Entries taken from a collection:
----------

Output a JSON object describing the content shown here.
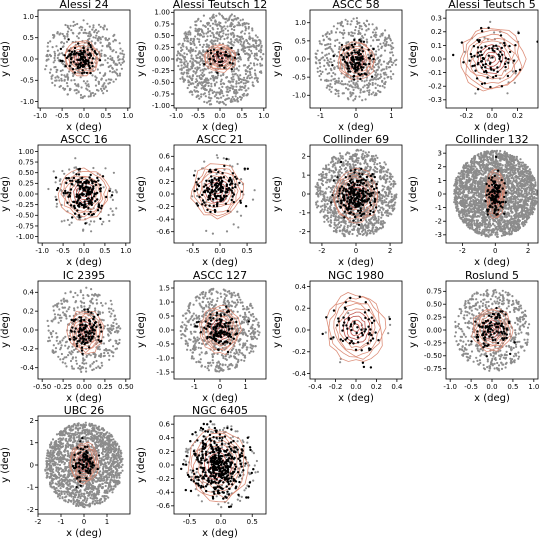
{
  "chart_data": [
    {
      "type": "scatter",
      "title": "Alessi 24",
      "xlabel": "x (deg)",
      "ylabel": "y (deg)",
      "xlim": [
        -1.05,
        1.05
      ],
      "ylim": [
        -1.15,
        1.15
      ],
      "xticks": [
        "-1.0",
        "-0.5",
        "0.0",
        "0.5",
        "1.0"
      ],
      "xtickv": [
        -1,
        -0.5,
        0,
        0.5,
        1
      ],
      "yticks": [
        "-1.0",
        "-0.5",
        "0.0",
        "0.5",
        "1.0"
      ],
      "ytickv": [
        -1,
        -0.5,
        0,
        0.5,
        1
      ],
      "shape": "disk",
      "field_r": [
        0.92,
        0.92
      ],
      "core_r": [
        0.38,
        0.38
      ],
      "core_c": [
        -0.05,
        0.02
      ],
      "n_field": 420,
      "n_member": 110,
      "seed": 11
    },
    {
      "type": "scatter",
      "title": "Alessi Teutsch 12",
      "xlabel": "x (deg)",
      "ylabel": "y (deg)",
      "xlim": [
        -1.05,
        1.05
      ],
      "ylim": [
        -1.05,
        1.05
      ],
      "xticks": [
        "-1.0",
        "-0.5",
        "0.0",
        "0.5",
        "1.0"
      ],
      "xtickv": [
        -1,
        -0.5,
        0,
        0.5,
        1
      ],
      "yticks": [
        "-1.00",
        "-0.75",
        "-0.50",
        "-0.25",
        "0.00",
        "0.25",
        "0.50",
        "0.75",
        "1.00"
      ],
      "ytickv": [
        -1,
        -0.75,
        -0.5,
        -0.25,
        0,
        0.25,
        0.5,
        0.75,
        1
      ],
      "shape": "disk",
      "field_r": [
        1.0,
        1.0
      ],
      "core_r": [
        0.35,
        0.28
      ],
      "core_c": [
        0.0,
        0.02
      ],
      "n_field": 900,
      "n_member": 40,
      "seed": 23
    },
    {
      "type": "scatter",
      "title": "ASCC 58",
      "xlabel": "x (deg)",
      "ylabel": "y (deg)",
      "xlim": [
        -1.3,
        1.3
      ],
      "ylim": [
        -1.35,
        1.35
      ],
      "xticks": [
        "-1",
        "0",
        "1"
      ],
      "xtickv": [
        -1,
        0,
        1
      ],
      "yticks": [
        "-1.0",
        "-0.5",
        "0.0",
        "0.5",
        "1.0"
      ],
      "ytickv": [
        -1,
        -0.5,
        0,
        0.5,
        1
      ],
      "shape": "disk",
      "field_r": [
        1.15,
        1.15
      ],
      "core_r": [
        0.5,
        0.5
      ],
      "core_c": [
        0.0,
        -0.05
      ],
      "n_field": 520,
      "n_member": 120,
      "seed": 37
    },
    {
      "type": "scatter",
      "title": "Alessi Teutsch 5",
      "xlabel": "x (deg)",
      "ylabel": "y (deg)",
      "xlim": [
        -0.36,
        0.36
      ],
      "ylim": [
        -0.36,
        0.36
      ],
      "xticks": [
        "-0.2",
        "0.0",
        "0.2"
      ],
      "xtickv": [
        -0.2,
        0,
        0.2
      ],
      "yticks": [
        "-0.3",
        "-0.2",
        "-0.1",
        "0.0",
        "0.1",
        "0.2",
        "0.3"
      ],
      "ytickv": [
        -0.3,
        -0.2,
        -0.1,
        0,
        0.1,
        0.2,
        0.3
      ],
      "shape": "disk",
      "field_r": [
        0.3,
        0.3
      ],
      "core_r": [
        0.24,
        0.22
      ],
      "core_c": [
        0.0,
        0.0
      ],
      "n_field": 30,
      "n_member": 90,
      "seed": 41
    },
    {
      "type": "scatter",
      "title": "ASCC 16",
      "xlabel": "x (deg)",
      "ylabel": "y (deg)",
      "xlim": [
        -1.1,
        1.1
      ],
      "ylim": [
        -1.15,
        1.15
      ],
      "xticks": [
        "-1.0",
        "-0.5",
        "0.0",
        "0.5",
        "1.0"
      ],
      "xtickv": [
        -1,
        -0.5,
        0,
        0.5,
        1
      ],
      "yticks": [
        "-1.00",
        "-0.75",
        "-0.50",
        "-0.25",
        "0.00",
        "0.25",
        "0.50",
        "0.75",
        "1.00"
      ],
      "ytickv": [
        -1,
        -0.75,
        -0.5,
        -0.25,
        0,
        0.25,
        0.5,
        0.75,
        1
      ],
      "shape": "disk",
      "field_r": [
        0.9,
        0.9
      ],
      "core_r": [
        0.55,
        0.55
      ],
      "core_c": [
        0.0,
        0.0
      ],
      "n_field": 90,
      "n_member": 180,
      "seed": 53
    },
    {
      "type": "scatter",
      "title": "ASCC 21",
      "xlabel": "x (deg)",
      "ylabel": "y (deg)",
      "xlim": [
        -0.85,
        0.85
      ],
      "ylim": [
        -0.78,
        0.78
      ],
      "xticks": [
        "-0.5",
        "0.0",
        "0.5"
      ],
      "xtickv": [
        -0.5,
        0,
        0.5
      ],
      "yticks": [
        "-0.6",
        "-0.4",
        "-0.2",
        "0.0",
        "0.2",
        "0.4",
        "0.6"
      ],
      "ytickv": [
        -0.6,
        -0.4,
        -0.2,
        0,
        0.2,
        0.4,
        0.6
      ],
      "shape": "disk",
      "field_r": [
        0.75,
        0.65
      ],
      "core_r": [
        0.45,
        0.4
      ],
      "core_c": [
        -0.05,
        0.05
      ],
      "n_field": 40,
      "n_member": 160,
      "seed": 67
    },
    {
      "type": "scatter",
      "title": "Collinder 69",
      "xlabel": "x (deg)",
      "ylabel": "y (deg)",
      "xlim": [
        -2.7,
        2.7
      ],
      "ylim": [
        -2.6,
        2.6
      ],
      "xticks": [
        "-2",
        "0",
        "2"
      ],
      "xtickv": [
        -2,
        0,
        2
      ],
      "yticks": [
        "-2",
        "-1",
        "0",
        "1",
        "2"
      ],
      "ytickv": [
        -2,
        -1,
        0,
        1,
        2
      ],
      "shape": "disk",
      "field_r": [
        2.4,
        2.35
      ],
      "core_r": [
        1.3,
        1.3
      ],
      "core_c": [
        0.0,
        -0.1
      ],
      "n_field": 1100,
      "n_member": 230,
      "seed": 79
    },
    {
      "type": "scatter",
      "title": "Collinder 132",
      "xlabel": "x (deg)",
      "ylabel": "y (deg)",
      "xlim": [
        -3.0,
        2.6
      ],
      "ylim": [
        -3.6,
        3.6
      ],
      "xticks": [
        "-2",
        "0",
        "2"
      ],
      "xtickv": [
        -2,
        0,
        2
      ],
      "yticks": [
        "-3",
        "-2",
        "-1",
        "0",
        "1",
        "2",
        "3"
      ],
      "ytickv": [
        -3,
        -2,
        -1,
        0,
        1,
        2,
        3
      ],
      "shape": "disk",
      "field_r": [
        2.55,
        3.2
      ],
      "core_r": [
        0.55,
        1.7
      ],
      "core_c": [
        0.0,
        0.0
      ],
      "n_field": 2500,
      "n_member": 110,
      "seed": 83
    },
    {
      "type": "scatter",
      "title": "IC 2395",
      "xlabel": "x (deg)",
      "ylabel": "y (deg)",
      "xlim": [
        -0.55,
        0.55
      ],
      "ylim": [
        -0.52,
        0.52
      ],
      "xticks": [
        "-0.50",
        "-0.25",
        "0.00",
        "0.25",
        "0.50"
      ],
      "xtickv": [
        -0.5,
        -0.25,
        0,
        0.25,
        0.5
      ],
      "yticks": [
        "-0.4",
        "-0.2",
        "0.0",
        "0.2",
        "0.4"
      ],
      "ytickv": [
        -0.4,
        -0.2,
        0,
        0.2,
        0.4
      ],
      "shape": "disk",
      "field_r": [
        0.45,
        0.45
      ],
      "core_r": [
        0.2,
        0.22
      ],
      "core_c": [
        0.02,
        -0.02
      ],
      "n_field": 380,
      "n_member": 110,
      "seed": 97
    },
    {
      "type": "scatter",
      "title": "ASCC 127",
      "xlabel": "x (deg)",
      "ylabel": "y (deg)",
      "xlim": [
        -1.8,
        1.8
      ],
      "ylim": [
        -1.75,
        1.75
      ],
      "xticks": [
        "-1",
        "0",
        "1"
      ],
      "xtickv": [
        -1,
        0,
        1
      ],
      "yticks": [
        "-1.5",
        "-1.0",
        "-0.5",
        "0.0",
        "0.5",
        "1.0",
        "1.5"
      ],
      "ytickv": [
        -1.5,
        -1,
        -0.5,
        0,
        0.5,
        1,
        1.5
      ],
      "shape": "disk",
      "field_r": [
        1.55,
        1.5
      ],
      "core_r": [
        0.75,
        0.8
      ],
      "core_c": [
        0.0,
        0.0
      ],
      "n_field": 620,
      "n_member": 120,
      "seed": 103
    },
    {
      "type": "scatter",
      "title": "NGC 1980",
      "xlabel": "x (deg)",
      "ylabel": "y (deg)",
      "xlim": [
        -0.45,
        0.45
      ],
      "ylim": [
        -0.45,
        0.45
      ],
      "xticks": [
        "-0.4",
        "-0.2",
        "0.0",
        "0.2",
        "0.4"
      ],
      "xtickv": [
        -0.4,
        -0.2,
        0,
        0.2,
        0.4
      ],
      "yticks": [
        "-0.4",
        "-0.2",
        "0.0",
        "0.2",
        "0.4"
      ],
      "ytickv": [
        -0.4,
        -0.2,
        0,
        0.2,
        0.4
      ],
      "shape": "disk",
      "field_r": [
        0.35,
        0.35
      ],
      "core_r": [
        0.27,
        0.3
      ],
      "core_c": [
        0.0,
        0.02
      ],
      "n_field": 10,
      "n_member": 70,
      "seed": 109
    },
    {
      "type": "scatter",
      "title": "Roslund 5",
      "xlabel": "x (deg)",
      "ylabel": "y (deg)",
      "xlim": [
        -1.1,
        1.1
      ],
      "ylim": [
        -0.95,
        0.95
      ],
      "xticks": [
        "-1.0",
        "-0.5",
        "0.0",
        "0.5",
        "1.0"
      ],
      "xtickv": [
        -1,
        -0.5,
        0,
        0.5,
        1
      ],
      "yticks": [
        "-0.75",
        "-0.50",
        "-0.25",
        "0.00",
        "0.25",
        "0.50",
        "0.75"
      ],
      "ytickv": [
        -0.75,
        -0.5,
        -0.25,
        0,
        0.25,
        0.5,
        0.75
      ],
      "shape": "disk",
      "field_r": [
        0.9,
        0.8
      ],
      "core_r": [
        0.45,
        0.4
      ],
      "core_c": [
        0.0,
        0.0
      ],
      "n_field": 520,
      "n_member": 100,
      "seed": 113
    },
    {
      "type": "scatter",
      "title": "UBC 26",
      "xlabel": "x (deg)",
      "ylabel": "y (deg)",
      "xlim": [
        -2.0,
        2.0
      ],
      "ylim": [
        -2.2,
        2.2
      ],
      "xticks": [
        "-2",
        "-1",
        "0",
        "1"
      ],
      "xtickv": [
        -2,
        -1,
        0,
        1
      ],
      "yticks": [
        "-2",
        "-1",
        "0",
        "1",
        "2"
      ],
      "ytickv": [
        -2,
        -1,
        0,
        1,
        2
      ],
      "shape": "disk",
      "field_r": [
        1.7,
        1.9
      ],
      "core_r": [
        0.6,
        0.85
      ],
      "core_c": [
        0.0,
        0.1
      ],
      "n_field": 1700,
      "n_member": 90,
      "seed": 127
    },
    {
      "type": "scatter",
      "title": "NGC 6405",
      "xlabel": "x (deg)",
      "ylabel": "y (deg)",
      "xlim": [
        -0.75,
        0.72
      ],
      "ylim": [
        -0.72,
        0.72
      ],
      "xticks": [
        "-0.5",
        "0.0",
        "0.5"
      ],
      "xtickv": [
        -0.5,
        0,
        0.5
      ],
      "yticks": [
        "-0.6",
        "-0.4",
        "-0.2",
        "0.0",
        "0.2",
        "0.4",
        "0.6"
      ],
      "ytickv": [
        -0.6,
        -0.4,
        -0.2,
        0,
        0.2,
        0.4,
        0.6
      ],
      "shape": "disk",
      "field_r": [
        0.6,
        0.62
      ],
      "core_r": [
        0.45,
        0.5
      ],
      "core_c": [
        -0.05,
        0.0
      ],
      "n_field": 160,
      "n_member": 420,
      "seed": 131
    }
  ],
  "colors": {
    "field_star": "#8c8c8c",
    "member_star": "#000000",
    "contour": "#d9836c",
    "contour_inner": "#b9413a",
    "axes": "#000000"
  }
}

----------

What to produce » Review the material and copy each line in which the word "ASCC" appears.

Response »
      "title": "ASCC 58",
      "title": "ASCC 16",
      "title": "ASCC 21",
      "title": "ASCC 127",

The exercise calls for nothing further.